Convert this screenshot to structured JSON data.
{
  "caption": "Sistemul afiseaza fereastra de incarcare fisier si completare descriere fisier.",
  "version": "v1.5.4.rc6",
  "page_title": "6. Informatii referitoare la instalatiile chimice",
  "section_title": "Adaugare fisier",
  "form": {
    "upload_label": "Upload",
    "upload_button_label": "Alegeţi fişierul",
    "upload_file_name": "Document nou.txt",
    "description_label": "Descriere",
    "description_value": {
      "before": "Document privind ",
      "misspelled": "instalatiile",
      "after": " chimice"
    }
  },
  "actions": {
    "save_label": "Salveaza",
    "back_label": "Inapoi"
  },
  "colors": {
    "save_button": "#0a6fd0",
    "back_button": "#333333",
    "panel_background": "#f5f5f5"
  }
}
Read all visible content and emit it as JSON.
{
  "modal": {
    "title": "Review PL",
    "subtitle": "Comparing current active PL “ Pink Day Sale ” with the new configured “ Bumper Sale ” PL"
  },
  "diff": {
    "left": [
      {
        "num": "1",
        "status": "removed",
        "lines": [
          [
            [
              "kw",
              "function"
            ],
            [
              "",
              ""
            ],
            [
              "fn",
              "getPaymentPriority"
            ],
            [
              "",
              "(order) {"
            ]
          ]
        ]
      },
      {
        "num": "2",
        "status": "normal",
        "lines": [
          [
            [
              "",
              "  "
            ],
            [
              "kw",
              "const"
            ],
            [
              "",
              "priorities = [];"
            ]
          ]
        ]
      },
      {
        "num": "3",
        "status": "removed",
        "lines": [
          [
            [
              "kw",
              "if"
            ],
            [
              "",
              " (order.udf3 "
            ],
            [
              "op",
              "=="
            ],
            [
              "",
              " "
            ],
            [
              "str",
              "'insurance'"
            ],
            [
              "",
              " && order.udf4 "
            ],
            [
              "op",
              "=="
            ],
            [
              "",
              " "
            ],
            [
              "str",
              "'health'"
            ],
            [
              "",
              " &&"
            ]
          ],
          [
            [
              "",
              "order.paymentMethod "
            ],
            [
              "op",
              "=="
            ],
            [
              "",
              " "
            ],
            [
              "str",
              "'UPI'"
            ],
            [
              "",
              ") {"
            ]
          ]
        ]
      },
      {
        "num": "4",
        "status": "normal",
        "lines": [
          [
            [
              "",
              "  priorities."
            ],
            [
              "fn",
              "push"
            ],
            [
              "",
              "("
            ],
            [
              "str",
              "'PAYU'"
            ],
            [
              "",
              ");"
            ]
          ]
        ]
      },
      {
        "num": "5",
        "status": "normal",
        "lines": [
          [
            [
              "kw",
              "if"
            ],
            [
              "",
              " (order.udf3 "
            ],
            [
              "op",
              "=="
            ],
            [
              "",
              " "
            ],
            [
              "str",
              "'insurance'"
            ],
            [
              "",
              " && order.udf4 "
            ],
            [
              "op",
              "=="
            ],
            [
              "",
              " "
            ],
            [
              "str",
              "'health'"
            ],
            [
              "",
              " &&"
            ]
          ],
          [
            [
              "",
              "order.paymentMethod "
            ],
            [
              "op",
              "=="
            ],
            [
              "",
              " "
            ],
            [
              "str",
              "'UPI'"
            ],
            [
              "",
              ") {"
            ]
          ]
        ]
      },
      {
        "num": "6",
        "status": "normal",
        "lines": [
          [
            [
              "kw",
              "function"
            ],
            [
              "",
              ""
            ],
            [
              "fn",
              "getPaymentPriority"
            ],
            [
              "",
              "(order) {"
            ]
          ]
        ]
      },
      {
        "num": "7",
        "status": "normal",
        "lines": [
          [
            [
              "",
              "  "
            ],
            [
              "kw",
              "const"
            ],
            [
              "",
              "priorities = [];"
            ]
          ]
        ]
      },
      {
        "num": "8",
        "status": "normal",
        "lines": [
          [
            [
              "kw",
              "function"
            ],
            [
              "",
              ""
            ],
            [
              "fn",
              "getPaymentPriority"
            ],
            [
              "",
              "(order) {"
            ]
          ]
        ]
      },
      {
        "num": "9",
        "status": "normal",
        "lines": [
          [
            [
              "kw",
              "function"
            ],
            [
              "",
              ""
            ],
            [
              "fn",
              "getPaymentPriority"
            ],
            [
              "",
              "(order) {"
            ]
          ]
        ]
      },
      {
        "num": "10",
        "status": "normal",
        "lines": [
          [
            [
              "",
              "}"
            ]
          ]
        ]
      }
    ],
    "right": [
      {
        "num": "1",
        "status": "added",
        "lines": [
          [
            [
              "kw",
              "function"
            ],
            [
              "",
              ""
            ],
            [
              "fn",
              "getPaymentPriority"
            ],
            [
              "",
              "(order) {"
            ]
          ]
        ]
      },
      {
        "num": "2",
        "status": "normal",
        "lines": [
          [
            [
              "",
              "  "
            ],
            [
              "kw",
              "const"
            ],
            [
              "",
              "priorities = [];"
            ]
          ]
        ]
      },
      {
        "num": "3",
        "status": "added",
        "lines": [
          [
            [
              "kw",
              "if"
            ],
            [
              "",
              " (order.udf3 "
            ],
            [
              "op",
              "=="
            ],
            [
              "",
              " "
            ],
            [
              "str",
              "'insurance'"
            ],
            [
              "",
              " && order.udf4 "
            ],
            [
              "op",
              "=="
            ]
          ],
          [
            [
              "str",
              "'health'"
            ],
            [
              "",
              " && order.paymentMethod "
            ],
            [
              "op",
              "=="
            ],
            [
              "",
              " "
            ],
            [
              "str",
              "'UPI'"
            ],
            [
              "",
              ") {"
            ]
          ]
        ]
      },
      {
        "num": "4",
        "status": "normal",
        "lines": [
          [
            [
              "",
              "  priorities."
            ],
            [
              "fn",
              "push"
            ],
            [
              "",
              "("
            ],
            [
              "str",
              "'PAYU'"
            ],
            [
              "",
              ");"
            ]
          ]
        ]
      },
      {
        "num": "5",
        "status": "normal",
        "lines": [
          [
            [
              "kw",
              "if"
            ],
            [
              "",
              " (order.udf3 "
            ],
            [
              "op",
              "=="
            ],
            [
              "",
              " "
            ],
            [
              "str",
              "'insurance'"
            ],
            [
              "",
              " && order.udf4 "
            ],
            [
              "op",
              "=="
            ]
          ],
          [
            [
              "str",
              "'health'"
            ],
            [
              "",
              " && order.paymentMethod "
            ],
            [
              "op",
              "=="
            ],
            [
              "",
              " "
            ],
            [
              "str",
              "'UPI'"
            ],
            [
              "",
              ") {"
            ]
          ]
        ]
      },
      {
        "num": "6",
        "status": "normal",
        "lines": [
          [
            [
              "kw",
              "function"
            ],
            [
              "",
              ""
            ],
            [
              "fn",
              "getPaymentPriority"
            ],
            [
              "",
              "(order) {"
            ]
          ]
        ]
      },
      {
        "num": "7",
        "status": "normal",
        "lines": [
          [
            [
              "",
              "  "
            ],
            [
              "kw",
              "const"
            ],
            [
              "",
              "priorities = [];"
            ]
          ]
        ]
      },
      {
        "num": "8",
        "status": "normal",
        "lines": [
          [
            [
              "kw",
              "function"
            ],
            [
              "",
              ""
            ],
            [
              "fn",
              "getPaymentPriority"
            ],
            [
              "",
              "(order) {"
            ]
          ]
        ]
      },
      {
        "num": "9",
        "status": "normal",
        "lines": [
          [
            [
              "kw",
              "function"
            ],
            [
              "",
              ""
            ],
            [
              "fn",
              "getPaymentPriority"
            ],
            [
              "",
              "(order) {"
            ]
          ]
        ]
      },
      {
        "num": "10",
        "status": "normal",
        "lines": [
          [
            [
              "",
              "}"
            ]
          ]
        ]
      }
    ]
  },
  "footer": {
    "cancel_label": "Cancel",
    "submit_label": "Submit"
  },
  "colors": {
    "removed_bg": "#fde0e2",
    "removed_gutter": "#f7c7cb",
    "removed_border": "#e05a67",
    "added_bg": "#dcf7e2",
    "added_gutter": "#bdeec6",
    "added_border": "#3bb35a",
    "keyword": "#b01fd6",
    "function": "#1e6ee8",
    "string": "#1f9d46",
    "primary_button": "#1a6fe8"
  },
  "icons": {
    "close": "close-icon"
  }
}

Job » Find out how many lines in the listing contain the string "chimice". Give the number alone.

Written answer » 2